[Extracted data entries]
>> Start

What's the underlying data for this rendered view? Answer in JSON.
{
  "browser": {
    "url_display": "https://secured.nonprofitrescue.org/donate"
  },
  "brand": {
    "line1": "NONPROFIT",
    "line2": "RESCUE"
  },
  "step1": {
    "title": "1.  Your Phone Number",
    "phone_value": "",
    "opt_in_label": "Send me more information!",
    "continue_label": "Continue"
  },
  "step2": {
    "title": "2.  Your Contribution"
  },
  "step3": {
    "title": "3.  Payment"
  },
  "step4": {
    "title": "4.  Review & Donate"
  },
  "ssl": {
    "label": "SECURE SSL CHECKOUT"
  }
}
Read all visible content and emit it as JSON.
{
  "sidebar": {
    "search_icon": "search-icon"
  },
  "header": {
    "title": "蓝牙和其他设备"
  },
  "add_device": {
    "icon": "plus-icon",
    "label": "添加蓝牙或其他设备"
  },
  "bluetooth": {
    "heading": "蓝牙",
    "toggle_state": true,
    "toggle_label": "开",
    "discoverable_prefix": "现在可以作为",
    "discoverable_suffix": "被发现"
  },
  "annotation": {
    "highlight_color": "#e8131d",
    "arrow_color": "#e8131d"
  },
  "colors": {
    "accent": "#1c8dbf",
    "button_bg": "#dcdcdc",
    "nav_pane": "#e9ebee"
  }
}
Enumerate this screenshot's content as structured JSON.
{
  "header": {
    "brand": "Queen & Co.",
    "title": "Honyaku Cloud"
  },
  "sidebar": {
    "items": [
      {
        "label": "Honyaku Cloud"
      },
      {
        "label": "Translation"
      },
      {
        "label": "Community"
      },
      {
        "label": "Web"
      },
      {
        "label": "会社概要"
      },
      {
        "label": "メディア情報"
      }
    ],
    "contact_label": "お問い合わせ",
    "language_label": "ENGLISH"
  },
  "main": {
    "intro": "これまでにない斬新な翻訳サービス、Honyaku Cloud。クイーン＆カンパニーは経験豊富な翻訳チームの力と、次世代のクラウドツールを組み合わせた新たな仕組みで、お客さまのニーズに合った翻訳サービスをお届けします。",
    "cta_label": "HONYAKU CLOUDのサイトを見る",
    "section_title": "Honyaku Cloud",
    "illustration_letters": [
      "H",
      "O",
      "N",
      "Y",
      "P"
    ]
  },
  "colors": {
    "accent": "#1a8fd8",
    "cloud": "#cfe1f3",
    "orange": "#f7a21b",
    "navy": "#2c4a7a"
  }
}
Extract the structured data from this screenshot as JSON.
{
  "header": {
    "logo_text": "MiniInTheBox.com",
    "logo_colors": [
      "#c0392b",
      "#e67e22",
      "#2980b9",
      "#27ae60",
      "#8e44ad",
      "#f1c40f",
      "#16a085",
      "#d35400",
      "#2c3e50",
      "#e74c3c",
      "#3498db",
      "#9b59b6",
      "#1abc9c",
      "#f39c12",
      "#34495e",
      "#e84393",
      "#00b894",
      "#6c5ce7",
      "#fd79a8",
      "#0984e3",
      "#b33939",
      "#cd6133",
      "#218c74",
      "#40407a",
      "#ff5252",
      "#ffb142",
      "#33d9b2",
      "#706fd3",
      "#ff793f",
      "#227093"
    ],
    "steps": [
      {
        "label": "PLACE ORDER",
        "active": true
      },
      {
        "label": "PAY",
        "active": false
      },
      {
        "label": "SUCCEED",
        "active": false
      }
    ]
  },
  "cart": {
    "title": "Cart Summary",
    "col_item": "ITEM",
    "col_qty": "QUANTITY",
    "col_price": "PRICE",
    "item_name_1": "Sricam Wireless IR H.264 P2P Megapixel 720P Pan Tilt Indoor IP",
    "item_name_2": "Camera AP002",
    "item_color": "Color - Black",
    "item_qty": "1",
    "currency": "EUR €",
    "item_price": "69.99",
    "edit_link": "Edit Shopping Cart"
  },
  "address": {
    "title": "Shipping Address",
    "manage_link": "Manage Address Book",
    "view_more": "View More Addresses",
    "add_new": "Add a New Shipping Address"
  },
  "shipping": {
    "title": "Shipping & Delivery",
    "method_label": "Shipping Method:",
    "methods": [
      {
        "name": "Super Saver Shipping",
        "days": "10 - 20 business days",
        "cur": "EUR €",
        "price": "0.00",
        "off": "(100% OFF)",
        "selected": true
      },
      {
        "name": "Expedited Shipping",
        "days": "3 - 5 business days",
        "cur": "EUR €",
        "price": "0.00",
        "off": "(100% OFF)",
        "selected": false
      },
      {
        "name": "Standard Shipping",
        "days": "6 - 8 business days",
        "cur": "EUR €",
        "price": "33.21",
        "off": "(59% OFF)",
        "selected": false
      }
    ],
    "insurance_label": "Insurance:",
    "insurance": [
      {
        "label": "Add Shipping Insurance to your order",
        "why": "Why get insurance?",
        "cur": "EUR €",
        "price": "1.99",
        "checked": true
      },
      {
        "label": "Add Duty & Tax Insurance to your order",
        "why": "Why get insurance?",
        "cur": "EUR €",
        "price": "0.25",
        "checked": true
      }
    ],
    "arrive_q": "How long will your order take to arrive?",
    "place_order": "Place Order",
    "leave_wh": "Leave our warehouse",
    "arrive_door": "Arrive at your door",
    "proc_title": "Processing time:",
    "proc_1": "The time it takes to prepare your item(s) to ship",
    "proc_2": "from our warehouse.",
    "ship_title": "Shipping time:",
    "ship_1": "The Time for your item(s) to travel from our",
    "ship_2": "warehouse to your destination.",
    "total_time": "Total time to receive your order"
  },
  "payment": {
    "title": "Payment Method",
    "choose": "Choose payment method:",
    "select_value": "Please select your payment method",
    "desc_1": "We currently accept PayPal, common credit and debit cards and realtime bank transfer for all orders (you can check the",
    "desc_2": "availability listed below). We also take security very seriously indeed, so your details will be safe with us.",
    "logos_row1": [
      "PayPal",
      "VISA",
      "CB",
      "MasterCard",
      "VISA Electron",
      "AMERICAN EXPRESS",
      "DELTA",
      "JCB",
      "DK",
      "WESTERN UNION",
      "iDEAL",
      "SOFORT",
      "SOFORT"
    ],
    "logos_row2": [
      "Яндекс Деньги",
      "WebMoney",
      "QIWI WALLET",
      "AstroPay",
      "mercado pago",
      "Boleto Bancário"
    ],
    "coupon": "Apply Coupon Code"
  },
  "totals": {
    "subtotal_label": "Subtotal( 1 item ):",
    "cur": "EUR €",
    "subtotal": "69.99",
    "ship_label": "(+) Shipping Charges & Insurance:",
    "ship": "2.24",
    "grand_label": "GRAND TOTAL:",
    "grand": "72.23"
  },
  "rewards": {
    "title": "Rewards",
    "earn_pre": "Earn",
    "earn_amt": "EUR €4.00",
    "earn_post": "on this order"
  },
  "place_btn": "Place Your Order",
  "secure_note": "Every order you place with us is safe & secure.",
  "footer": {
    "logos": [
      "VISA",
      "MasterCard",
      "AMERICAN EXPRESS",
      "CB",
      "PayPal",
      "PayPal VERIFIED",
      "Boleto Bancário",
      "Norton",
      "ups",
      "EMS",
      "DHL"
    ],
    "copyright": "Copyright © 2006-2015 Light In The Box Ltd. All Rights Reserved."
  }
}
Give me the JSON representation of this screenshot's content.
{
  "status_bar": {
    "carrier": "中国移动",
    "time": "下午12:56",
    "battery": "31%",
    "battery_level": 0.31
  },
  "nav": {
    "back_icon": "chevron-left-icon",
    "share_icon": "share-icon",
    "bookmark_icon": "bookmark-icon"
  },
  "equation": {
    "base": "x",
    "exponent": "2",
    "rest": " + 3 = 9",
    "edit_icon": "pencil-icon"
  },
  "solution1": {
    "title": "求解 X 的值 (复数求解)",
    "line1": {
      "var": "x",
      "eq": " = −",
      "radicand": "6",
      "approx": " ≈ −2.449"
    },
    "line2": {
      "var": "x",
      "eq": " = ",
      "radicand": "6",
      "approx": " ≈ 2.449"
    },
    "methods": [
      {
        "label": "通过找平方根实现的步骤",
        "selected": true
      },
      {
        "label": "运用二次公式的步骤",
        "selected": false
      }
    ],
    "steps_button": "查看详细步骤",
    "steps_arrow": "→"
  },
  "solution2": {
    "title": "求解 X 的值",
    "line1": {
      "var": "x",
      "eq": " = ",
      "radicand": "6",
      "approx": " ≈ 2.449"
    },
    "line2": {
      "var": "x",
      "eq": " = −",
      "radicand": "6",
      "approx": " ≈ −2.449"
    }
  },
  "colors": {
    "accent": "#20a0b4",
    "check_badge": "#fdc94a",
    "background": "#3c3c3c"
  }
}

>> End

• _Task to carry out_: How many lines in the data contain the string "PayPal"? Respond with the number only.

• _Finished task_: 4